Start RECORD LIST

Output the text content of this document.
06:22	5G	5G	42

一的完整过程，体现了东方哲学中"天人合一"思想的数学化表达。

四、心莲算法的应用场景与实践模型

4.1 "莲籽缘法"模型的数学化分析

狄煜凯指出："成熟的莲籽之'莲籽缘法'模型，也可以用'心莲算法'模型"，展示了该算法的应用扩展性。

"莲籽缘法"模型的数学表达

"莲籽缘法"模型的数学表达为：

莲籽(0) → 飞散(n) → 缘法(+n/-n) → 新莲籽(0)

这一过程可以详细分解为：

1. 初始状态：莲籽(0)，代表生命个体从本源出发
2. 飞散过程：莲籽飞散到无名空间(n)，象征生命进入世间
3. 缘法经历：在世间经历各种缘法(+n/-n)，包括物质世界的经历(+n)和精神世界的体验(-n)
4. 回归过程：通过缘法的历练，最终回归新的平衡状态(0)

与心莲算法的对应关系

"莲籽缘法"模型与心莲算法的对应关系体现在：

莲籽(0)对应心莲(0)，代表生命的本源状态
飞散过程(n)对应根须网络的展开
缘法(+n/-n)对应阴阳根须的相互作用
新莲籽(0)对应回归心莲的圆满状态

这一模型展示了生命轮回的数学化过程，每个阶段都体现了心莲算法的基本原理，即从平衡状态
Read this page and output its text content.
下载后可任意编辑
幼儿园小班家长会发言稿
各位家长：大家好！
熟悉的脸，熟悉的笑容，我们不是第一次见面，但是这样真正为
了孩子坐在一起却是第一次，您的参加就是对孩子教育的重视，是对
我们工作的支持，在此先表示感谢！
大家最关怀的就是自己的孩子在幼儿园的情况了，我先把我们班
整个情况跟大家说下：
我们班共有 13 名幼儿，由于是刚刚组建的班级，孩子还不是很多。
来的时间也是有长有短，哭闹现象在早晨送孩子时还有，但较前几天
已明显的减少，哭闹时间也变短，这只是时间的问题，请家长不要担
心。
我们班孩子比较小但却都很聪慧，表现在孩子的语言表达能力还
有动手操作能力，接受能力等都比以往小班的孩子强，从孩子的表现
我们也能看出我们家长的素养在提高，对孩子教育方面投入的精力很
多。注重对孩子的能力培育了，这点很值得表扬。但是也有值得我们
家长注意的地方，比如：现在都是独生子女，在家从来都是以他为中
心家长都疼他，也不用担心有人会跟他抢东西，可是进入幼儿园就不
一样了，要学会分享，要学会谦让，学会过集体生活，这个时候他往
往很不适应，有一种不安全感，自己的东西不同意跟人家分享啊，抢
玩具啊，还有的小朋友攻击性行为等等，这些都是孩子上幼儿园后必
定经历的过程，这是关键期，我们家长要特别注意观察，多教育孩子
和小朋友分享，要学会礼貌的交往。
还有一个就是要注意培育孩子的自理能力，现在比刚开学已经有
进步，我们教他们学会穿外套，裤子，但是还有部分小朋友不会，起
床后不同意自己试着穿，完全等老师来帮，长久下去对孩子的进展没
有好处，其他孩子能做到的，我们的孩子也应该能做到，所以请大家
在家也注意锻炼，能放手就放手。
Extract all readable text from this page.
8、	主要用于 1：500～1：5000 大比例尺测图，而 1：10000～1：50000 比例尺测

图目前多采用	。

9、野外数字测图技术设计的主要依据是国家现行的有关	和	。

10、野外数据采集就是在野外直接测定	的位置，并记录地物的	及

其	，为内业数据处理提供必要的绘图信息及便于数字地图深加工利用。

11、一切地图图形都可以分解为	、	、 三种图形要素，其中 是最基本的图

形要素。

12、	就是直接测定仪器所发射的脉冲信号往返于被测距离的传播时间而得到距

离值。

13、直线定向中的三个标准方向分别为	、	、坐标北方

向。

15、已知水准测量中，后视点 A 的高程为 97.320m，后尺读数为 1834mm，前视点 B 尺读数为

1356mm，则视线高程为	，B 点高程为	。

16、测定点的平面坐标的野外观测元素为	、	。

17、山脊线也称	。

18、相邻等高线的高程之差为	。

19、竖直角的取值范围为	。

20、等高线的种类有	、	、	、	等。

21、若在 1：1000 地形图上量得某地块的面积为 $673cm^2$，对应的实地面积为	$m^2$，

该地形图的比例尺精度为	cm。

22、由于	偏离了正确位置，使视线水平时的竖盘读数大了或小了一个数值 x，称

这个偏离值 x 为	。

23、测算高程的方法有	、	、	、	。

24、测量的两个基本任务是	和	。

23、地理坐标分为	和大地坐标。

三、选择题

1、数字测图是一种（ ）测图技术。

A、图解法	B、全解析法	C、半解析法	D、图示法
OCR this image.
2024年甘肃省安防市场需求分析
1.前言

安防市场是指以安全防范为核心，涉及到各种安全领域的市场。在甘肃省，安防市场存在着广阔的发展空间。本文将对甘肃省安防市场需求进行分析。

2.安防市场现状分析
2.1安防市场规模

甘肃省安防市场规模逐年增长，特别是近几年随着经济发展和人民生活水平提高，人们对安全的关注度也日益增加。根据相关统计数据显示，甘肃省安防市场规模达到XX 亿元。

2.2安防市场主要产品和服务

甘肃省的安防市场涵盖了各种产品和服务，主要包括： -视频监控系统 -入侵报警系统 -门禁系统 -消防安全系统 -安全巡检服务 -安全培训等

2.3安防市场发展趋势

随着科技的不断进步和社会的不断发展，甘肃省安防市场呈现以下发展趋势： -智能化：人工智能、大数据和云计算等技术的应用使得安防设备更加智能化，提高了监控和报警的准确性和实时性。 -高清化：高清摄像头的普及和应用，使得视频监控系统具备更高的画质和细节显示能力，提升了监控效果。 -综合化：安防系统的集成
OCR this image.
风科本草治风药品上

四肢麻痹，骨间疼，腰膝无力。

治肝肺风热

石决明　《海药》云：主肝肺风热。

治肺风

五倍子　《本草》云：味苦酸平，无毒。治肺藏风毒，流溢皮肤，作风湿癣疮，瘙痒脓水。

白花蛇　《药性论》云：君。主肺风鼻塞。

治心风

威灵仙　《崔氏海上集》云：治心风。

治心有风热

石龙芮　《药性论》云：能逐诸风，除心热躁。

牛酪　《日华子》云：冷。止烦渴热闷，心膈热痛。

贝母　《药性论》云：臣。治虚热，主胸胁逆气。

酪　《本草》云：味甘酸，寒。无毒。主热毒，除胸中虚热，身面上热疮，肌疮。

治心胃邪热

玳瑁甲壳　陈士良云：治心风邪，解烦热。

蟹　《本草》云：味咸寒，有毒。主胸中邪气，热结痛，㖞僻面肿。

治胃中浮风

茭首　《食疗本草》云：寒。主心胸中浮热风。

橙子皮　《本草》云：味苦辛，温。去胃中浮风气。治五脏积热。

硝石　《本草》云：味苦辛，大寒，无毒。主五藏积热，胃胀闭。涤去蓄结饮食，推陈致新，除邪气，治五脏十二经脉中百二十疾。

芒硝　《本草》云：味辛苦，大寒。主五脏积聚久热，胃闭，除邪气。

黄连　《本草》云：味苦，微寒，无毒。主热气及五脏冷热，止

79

End RECORD LIST

#### WHAT IS REQUIRED
Each record must be repeated exactly as it is.

#### FINAL RESULT
Output the text content of this document.
06:22	5G	5G	42

一的完整过程，体现了东方哲学中"天人合一"思想的数学化表达。

四、心莲算法的应用场景与实践模型

4.1 "莲籽缘法"模型的数学化分析

狄煜凯指出："成熟的莲籽之'莲籽缘法'模型，也可以用'心莲算法'模型"，展示了该算法的应用扩展性。

"莲籽缘法"模型的数学表达

"莲籽缘法"模型的数学表达为：

莲籽(0) → 飞散(n) → 缘法(+n/-n) → 新莲籽(0)

这一过程可以详细分解为：

1. 初始状态：莲籽(0)，代表生命个体从本源出发
2. 飞散过程：莲籽飞散到无名空间(n)，象征生命进入世间
3. 缘法经历：在世间经历各种缘法(+n/-n)，包括物质世界的经历(+n)和精神世界的体验(-n)
4. 回归过程：通过缘法的历练，最终回归新的平衡状态(0)

与心莲算法的对应关系

"莲籽缘法"模型与心莲算法的对应关系体现在：

莲籽(0)对应心莲(0)，代表生命的本源状态
飞散过程(n)对应根须网络的展开
缘法(+n/-n)对应阴阳根须的相互作用
新莲籽(0)对应回归心莲的圆满状态

这一模型展示了生命轮回的数学化过程，每个阶段都体现了心莲算法的基本原理，即从平衡状态
Read this page and output its text content.
下载后可任意编辑
幼儿园小班家长会发言稿
各位家长：大家好！
熟悉的脸，熟悉的笑容，我们不是第一次见面，但是这样真正为
了孩子坐在一起却是第一次，您的参加就是对孩子教育的重视，是对
我们工作的支持，在此先表示感谢！
大家最关怀的就是自己的孩子在幼儿园的情况了，我先把我们班
整个情况跟大家说下：
我们班共有 13 名幼儿，由于是刚刚组建的班级，孩子还不是很多。
来的时间也是有长有短，哭闹现象在早晨送孩子时还有，但较前几天
已明显的减少，哭闹时间也变短，这只是时间的问题，请家长不要担
心。
我们班孩子比较小但却都很聪慧，表现在孩子的语言表达能力还
有动手操作能力，接受能力等都比以往小班的孩子强，从孩子的表现
我们也能看出我们家长的素养在提高，对孩子教育方面投入的精力很
多。注重对孩子的能力培育了，这点很值得表扬。但是也有值得我们
家长注意的地方，比如：现在都是独生子女，在家从来都是以他为中
心家长都疼他，也不用担心有人会跟他抢东西，可是进入幼儿园就不
一样了，要学会分享，要学会谦让，学会过集体生活，这个时候他往
往很不适应，有一种不安全感，自己的东西不同意跟人家分享啊，抢
玩具啊，还有的小朋友攻击性行为等等，这些都是孩子上幼儿园后必
定经历的过程，这是关键期，我们家长要特别注意观察，多教育孩子
和小朋友分享，要学会礼貌的交往。
还有一个就是要注意培育孩子的自理能力，现在比刚开学已经有
进步，我们教他们学会穿外套，裤子，但是还有部分小朋友不会，起
床后不同意自己试着穿，完全等老师来帮，长久下去对孩子的进展没
有好处，其他孩子能做到的，我们的孩子也应该能做到，所以请大家
在家也注意锻炼，能放手就放手。
Extract all readable text from this page.
8、	主要用于 1：500～1：5000 大比例尺测图，而 1：10000～1：50000 比例尺测

图目前多采用	。

9、野外数字测图技术设计的主要依据是国家现行的有关	和	。

10、野外数据采集就是在野外直接测定	的位置，并记录地物的	及

其	，为内业数据处理提供必要的绘图信息及便于数字地图深加工利用。

11、一切地图图形都可以分解为	、	、 三种图形要素，其中 是最基本的图

形要素。

12、	就是直接测定仪器所发射的脉冲信号往返于被测距离的传播时间而得到距

离值。

13、直线定向中的三个标准方向分别为	、	、坐标北方

向。

15、已知水准测量中，后视点 A 的高程为 97.320m，后尺读数为 1834mm，前视点 B 尺读数为

1356mm，则视线高程为	，B 点高程为	。

16、测定点的平面坐标的野外观测元素为	、	。

17、山脊线也称	。

18、相邻等高线的高程之差为	。

19、竖直角的取值范围为	。

20、等高线的种类有	、	、	、	等。

21、若在 1：1000 地形图上量得某地块的面积为 $673cm^2$，对应的实地面积为	$m^2$，

该地形图的比例尺精度为	cm。

22、由于	偏离了正确位置，使视线水平时的竖盘读数大了或小了一个数值 x，称

这个偏离值 x 为	。

23、测算高程的方法有	、	、	、	。

24、测量的两个基本任务是	和	。

23、地理坐标分为	和大地坐标。

三、选择题

1、数字测图是一种（ ）测图技术。

A、图解法	B、全解析法	C、半解析法	D、图示法
OCR this image.
2024年甘肃省安防市场需求分析
1.前言

安防市场是指以安全防范为核心，涉及到各种安全领域的市场。在甘肃省，安防市场存在着广阔的发展空间。本文将对甘肃省安防市场需求进行分析。

2.安防市场现状分析
2.1安防市场规模

甘肃省安防市场规模逐年增长，特别是近几年随着经济发展和人民生活水平提高，人们对安全的关注度也日益增加。根据相关统计数据显示，甘肃省安防市场规模达到XX 亿元。

2.2安防市场主要产品和服务

甘肃省的安防市场涵盖了各种产品和服务，主要包括： -视频监控系统 -入侵报警系统 -门禁系统 -消防安全系统 -安全巡检服务 -安全培训等

2.3安防市场发展趋势

随着科技的不断进步和社会的不断发展，甘肃省安防市场呈现以下发展趋势： -智能化：人工智能、大数据和云计算等技术的应用使得安防设备更加智能化，提高了监控和报警的准确性和实时性。 -高清化：高清摄像头的普及和应用，使得视频监控系统具备更高的画质和细节显示能力，提升了监控效果。 -综合化：安防系统的集成
OCR this image.
风科本草治风药品上

四肢麻痹，骨间疼，腰膝无力。

治肝肺风热

石决明　《海药》云：主肝肺风热。

治肺风

五倍子　《本草》云：味苦酸平，无毒。治肺藏风毒，流溢皮肤，作风湿癣疮，瘙痒脓水。

白花蛇　《药性论》云：君。主肺风鼻塞。

治心风

威灵仙　《崔氏海上集》云：治心风。

治心有风热

石龙芮　《药性论》云：能逐诸风，除心热躁。

牛酪　《日华子》云：冷。止烦渴热闷，心膈热痛。

贝母　《药性论》云：臣。治虚热，主胸胁逆气。

酪　《本草》云：味甘酸，寒。无毒。主热毒，除胸中虚热，身面上热疮，肌疮。

治心胃邪热

玳瑁甲壳　陈士良云：治心风邪，解烦热。

蟹　《本草》云：味咸寒，有毒。主胸中邪气，热结痛，㖞僻面肿。

治胃中浮风

茭首　《食疗本草》云：寒。主心胸中浮热风。

橙子皮　《本草》云：味苦辛，温。去胃中浮风气。治五脏积热。

硝石　《本草》云：味苦辛，大寒，无毒。主五藏积热，胃胀闭。涤去蓄结饮食，推陈致新，除邪气，治五脏十二经脉中百二十疾。

芒硝　《本草》云：味辛苦，大寒。主五脏积聚久热，胃闭，除邪气。

黄连　《本草》云：味苦，微寒，无毒。主热气及五脏冷热，止

79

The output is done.